┌─ Information shown

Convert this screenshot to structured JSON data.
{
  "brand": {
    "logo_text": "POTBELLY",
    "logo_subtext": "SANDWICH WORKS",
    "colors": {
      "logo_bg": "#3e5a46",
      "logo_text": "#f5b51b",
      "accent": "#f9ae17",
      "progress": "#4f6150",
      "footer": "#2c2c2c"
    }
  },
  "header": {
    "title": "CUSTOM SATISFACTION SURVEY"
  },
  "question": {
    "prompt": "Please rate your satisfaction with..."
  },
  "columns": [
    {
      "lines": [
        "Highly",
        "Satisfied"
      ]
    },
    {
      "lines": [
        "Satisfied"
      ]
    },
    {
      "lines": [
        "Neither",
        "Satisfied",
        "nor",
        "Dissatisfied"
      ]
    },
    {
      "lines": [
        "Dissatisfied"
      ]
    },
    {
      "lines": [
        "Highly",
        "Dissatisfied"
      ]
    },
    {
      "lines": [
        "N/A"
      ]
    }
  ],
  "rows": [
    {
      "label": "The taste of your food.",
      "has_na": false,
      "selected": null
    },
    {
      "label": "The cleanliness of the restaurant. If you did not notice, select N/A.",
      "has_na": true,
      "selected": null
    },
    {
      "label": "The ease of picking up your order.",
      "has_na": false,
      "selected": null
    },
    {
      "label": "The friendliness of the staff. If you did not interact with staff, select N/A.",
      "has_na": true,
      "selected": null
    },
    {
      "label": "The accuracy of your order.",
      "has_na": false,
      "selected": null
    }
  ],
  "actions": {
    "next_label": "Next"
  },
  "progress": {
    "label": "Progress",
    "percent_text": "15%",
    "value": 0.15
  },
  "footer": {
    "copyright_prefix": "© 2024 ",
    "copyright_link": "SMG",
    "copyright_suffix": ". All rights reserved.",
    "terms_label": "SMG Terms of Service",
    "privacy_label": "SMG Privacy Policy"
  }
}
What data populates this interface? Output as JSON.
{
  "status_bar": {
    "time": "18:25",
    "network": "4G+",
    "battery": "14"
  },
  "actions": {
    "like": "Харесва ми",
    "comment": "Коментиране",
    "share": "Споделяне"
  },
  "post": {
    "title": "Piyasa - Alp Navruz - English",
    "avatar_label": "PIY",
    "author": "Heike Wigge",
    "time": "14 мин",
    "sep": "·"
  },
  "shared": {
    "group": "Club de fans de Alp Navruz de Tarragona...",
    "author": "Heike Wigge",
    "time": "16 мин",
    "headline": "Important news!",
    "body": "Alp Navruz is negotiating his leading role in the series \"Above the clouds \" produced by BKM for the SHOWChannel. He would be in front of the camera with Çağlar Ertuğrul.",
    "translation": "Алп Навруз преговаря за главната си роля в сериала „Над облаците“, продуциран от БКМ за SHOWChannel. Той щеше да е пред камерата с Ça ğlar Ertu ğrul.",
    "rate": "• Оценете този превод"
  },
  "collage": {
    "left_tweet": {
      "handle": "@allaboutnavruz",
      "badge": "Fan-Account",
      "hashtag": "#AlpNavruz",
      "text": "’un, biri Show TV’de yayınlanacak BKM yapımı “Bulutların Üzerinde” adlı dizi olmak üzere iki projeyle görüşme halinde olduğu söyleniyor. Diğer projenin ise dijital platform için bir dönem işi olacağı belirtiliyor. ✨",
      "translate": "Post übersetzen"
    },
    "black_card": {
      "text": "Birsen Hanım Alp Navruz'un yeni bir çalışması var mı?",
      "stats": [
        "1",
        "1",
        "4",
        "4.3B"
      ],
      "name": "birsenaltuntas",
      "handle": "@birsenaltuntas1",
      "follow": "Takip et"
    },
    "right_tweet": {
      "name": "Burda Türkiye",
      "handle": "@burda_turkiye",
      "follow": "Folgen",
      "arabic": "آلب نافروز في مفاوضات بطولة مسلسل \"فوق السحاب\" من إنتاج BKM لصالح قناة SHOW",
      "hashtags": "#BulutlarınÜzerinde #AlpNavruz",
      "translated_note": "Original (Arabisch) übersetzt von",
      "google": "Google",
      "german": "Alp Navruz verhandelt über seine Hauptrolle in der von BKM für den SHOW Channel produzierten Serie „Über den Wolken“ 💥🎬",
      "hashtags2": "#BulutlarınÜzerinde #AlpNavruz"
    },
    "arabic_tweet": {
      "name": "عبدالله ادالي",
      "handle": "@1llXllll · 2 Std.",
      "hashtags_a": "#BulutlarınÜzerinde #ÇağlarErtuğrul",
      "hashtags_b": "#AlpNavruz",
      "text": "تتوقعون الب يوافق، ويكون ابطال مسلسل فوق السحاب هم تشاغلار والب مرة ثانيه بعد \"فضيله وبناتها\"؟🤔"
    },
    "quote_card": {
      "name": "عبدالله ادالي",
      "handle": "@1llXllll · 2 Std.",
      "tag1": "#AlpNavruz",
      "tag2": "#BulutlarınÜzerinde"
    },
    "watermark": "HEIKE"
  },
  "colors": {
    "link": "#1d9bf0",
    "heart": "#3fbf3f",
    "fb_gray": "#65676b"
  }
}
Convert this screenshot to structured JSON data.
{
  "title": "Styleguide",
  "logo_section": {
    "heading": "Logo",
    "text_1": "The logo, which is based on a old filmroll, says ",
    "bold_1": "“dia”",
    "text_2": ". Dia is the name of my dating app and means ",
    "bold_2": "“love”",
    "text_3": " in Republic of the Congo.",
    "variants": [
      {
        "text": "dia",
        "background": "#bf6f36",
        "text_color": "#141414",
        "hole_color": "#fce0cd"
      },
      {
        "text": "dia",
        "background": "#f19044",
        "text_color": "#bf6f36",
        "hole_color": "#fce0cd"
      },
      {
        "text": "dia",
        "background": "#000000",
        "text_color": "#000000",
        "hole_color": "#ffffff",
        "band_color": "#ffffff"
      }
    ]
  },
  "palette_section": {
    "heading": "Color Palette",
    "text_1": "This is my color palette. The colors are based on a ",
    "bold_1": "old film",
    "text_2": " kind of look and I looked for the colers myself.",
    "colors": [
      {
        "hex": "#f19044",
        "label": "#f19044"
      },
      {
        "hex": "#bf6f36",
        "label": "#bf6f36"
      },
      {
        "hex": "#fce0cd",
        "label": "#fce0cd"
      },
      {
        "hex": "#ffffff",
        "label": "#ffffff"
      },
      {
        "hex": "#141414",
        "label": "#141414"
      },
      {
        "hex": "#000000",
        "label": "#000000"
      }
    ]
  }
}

└─

Type out all of the material again, word for word.

Convert this screenshot to structured JSON data.
{
  "brand": {
    "logo_text": "POTBELLY",
    "logo_subtext": "SANDWICH WORKS",
    "colors": {
      "logo_bg": "#3e5a46",
      "logo_text": "#f5b51b",
      "accent": "#f9ae17",
      "progress": "#4f6150",
      "footer": "#2c2c2c"
    }
  },
  "header": {
    "title": "CUSTOM SATISFACTION SURVEY"
  },
  "question": {
    "prompt": "Please rate your satisfaction with..."
  },
  "columns": [
    {
      "lines": [
        "Highly",
        "Satisfied"
      ]
    },
    {
      "lines": [
        "Satisfied"
      ]
    },
    {
      "lines": [
        "Neither",
        "Satisfied",
        "nor",
        "Dissatisfied"
      ]
    },
    {
      "lines": [
        "Dissatisfied"
      ]
    },
    {
      "lines": [
        "Highly",
        "Dissatisfied"
      ]
    },
    {
      "lines": [
        "N/A"
      ]
    }
  ],
  "rows": [
    {
      "label": "The taste of your food.",
      "has_na": false,
      "selected": null
    },
    {
      "label": "The cleanliness of the restaurant. If you did not notice, select N/A.",
      "has_na": true,
      "selected": null
    },
    {
      "label": "The ease of picking up your order.",
      "has_na": false,
      "selected": null
    },
    {
      "label": "The friendliness of the staff. If you did not interact with staff, select N/A.",
      "has_na": true,
      "selected": null
    },
    {
      "label": "The accuracy of your order.",
      "has_na": false,
      "selected": null
    }
  ],
  "actions": {
    "next_label": "Next"
  },
  "progress": {
    "label": "Progress",
    "percent_text": "15%",
    "value": 0.15
  },
  "footer": {
    "copyright_prefix": "© 2024 ",
    "copyright_link": "SMG",
    "copyright_suffix": ". All rights reserved.",
    "terms_label": "SMG Terms of Service",
    "privacy_label": "SMG Privacy Policy"
  }
}
What data populates this interface? Output as JSON.
{
  "status_bar": {
    "time": "18:25",
    "network": "4G+",
    "battery": "14"
  },
  "actions": {
    "like": "Харесва ми",
    "comment": "Коментиране",
    "share": "Споделяне"
  },
  "post": {
    "title": "Piyasa - Alp Navruz - English",
    "avatar_label": "PIY",
    "author": "Heike Wigge",
    "time": "14 мин",
    "sep": "·"
  },
  "shared": {
    "group": "Club de fans de Alp Navruz de Tarragona...",
    "author": "Heike Wigge",
    "time": "16 мин",
    "headline": "Important news!",
    "body": "Alp Navruz is negotiating his leading role in the series \"Above the clouds \" produced by BKM for the SHOWChannel. He would be in front of the camera with Çağlar Ertuğrul.",
    "translation": "Алп Навруз преговаря за главната си роля в сериала „Над облаците“, продуциран от БКМ за SHOWChannel. Той щеше да е пред камерата с Ça ğlar Ertu ğrul.",
    "rate": "• Оценете този превод"
  },
  "collage": {
    "left_tweet": {
      "handle": "@allaboutnavruz",
      "badge": "Fan-Account",
      "hashtag": "#AlpNavruz",
      "text": "’un, biri Show TV’de yayınlanacak BKM yapımı “Bulutların Üzerinde” adlı dizi olmak üzere iki projeyle görüşme halinde olduğu söyleniyor. Diğer projenin ise dijital platform için bir dönem işi olacağı belirtiliyor. ✨",
      "translate": "Post übersetzen"
    },
    "black_card": {
      "text": "Birsen Hanım Alp Navruz'un yeni bir çalışması var mı?",
      "stats": [
        "1",
        "1",
        "4",
        "4.3B"
      ],
      "name": "birsenaltuntas",
      "handle": "@birsenaltuntas1",
      "follow": "Takip et"
    },
    "right_tweet": {
      "name": "Burda Türkiye",
      "handle": "@burda_turkiye",
      "follow": "Folgen",
      "arabic": "آلب نافروز في مفاوضات بطولة مسلسل \"فوق السحاب\" من إنتاج BKM لصالح قناة SHOW",
      "hashtags": "#BulutlarınÜzerinde #AlpNavruz",
      "translated_note": "Original (Arabisch) übersetzt von",
      "google": "Google",
      "german": "Alp Navruz verhandelt über seine Hauptrolle in der von BKM für den SHOW Channel produzierten Serie „Über den Wolken“ 💥🎬",
      "hashtags2": "#BulutlarınÜzerinde #AlpNavruz"
    },
    "arabic_tweet": {
      "name": "عبدالله ادالي",
      "handle": "@1llXllll · 2 Std.",
      "hashtags_a": "#BulutlarınÜzerinde #ÇağlarErtuğrul",
      "hashtags_b": "#AlpNavruz",
      "text": "تتوقعون الب يوافق، ويكون ابطال مسلسل فوق السحاب هم تشاغلار والب مرة ثانيه بعد \"فضيله وبناتها\"؟🤔"
    },
    "quote_card": {
      "name": "عبدالله ادالي",
      "handle": "@1llXllll · 2 Std.",
      "tag1": "#AlpNavruz",
      "tag2": "#BulutlarınÜzerinde"
    },
    "watermark": "HEIKE"
  },
  "colors": {
    "link": "#1d9bf0",
    "heart": "#3fbf3f",
    "fb_gray": "#65676b"
  }
}
Convert this screenshot to structured JSON data.
{
  "title": "Styleguide",
  "logo_section": {
    "heading": "Logo",
    "text_1": "The logo, which is based on a old filmroll, says ",
    "bold_1": "“dia”",
    "text_2": ". Dia is the name of my dating app and means ",
    "bold_2": "“love”",
    "text_3": " in Republic of the Congo.",
    "variants": [
      {
        "text": "dia",
        "background": "#bf6f36",
        "text_color": "#141414",
        "hole_color": "#fce0cd"
      },
      {
        "text": "dia",
        "background": "#f19044",
        "text_color": "#bf6f36",
        "hole_color": "#fce0cd"
      },
      {
        "text": "dia",
        "background": "#000000",
        "text_color": "#000000",
        "hole_color": "#ffffff",
        "band_color": "#ffffff"
      }
    ]
  },
  "palette_section": {
    "heading": "Color Palette",
    "text_1": "This is my color palette. The colors are based on a ",
    "bold_1": "old film",
    "text_2": " kind of look and I looked for the colers myself.",
    "colors": [
      {
        "hex": "#f19044",
        "label": "#f19044"
      },
      {
        "hex": "#bf6f36",
        "label": "#bf6f36"
      },
      {
        "hex": "#fce0cd",
        "label": "#fce0cd"
      },
      {
        "hex": "#ffffff",
        "label": "#ffffff"
      },
      {
        "hex": "#141414",
        "label": "#141414"
      },
      {
        "hex": "#000000",
        "label": "#000000"
      }
    ]
  }
}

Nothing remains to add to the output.